SET PROBLEM:
Read the entries below and pull out each line with the string "Inductive".

SUPPLIED DATA:
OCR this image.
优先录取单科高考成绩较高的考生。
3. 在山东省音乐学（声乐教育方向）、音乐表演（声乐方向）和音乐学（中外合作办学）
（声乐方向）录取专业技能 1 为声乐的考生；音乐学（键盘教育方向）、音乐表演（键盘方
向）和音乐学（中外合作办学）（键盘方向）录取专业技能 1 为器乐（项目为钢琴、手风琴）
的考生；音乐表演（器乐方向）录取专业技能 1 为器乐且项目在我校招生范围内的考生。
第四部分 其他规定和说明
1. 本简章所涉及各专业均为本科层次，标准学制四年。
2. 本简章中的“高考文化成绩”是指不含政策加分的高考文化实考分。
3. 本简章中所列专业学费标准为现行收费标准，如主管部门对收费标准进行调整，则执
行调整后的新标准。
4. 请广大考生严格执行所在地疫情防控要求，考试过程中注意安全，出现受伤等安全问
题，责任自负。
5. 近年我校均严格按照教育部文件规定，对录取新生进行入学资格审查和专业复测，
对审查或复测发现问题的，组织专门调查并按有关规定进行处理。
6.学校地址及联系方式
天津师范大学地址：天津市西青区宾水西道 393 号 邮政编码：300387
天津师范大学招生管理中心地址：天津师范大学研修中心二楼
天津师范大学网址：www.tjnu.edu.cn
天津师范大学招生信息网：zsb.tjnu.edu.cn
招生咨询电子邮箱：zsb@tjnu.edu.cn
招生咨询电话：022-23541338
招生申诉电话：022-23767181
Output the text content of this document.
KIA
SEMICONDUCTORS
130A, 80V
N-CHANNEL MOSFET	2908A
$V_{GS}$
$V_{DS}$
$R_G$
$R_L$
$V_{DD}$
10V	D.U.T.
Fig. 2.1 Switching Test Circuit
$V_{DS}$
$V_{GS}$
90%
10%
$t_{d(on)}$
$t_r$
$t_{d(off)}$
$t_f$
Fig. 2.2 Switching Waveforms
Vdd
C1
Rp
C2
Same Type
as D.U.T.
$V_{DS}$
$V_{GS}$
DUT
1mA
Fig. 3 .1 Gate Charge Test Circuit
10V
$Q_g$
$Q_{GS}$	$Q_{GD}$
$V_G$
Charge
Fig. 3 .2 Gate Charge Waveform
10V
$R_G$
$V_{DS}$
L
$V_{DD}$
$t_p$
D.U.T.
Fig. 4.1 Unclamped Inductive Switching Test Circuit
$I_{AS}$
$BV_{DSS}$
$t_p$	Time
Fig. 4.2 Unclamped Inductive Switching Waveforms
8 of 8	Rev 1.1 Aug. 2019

OUTPUT OF THE TASK:
Fig. 4.1 Unclamped Inductive Switching Test Circuit
Fig. 4.2 Unclamped Inductive Switching Waveforms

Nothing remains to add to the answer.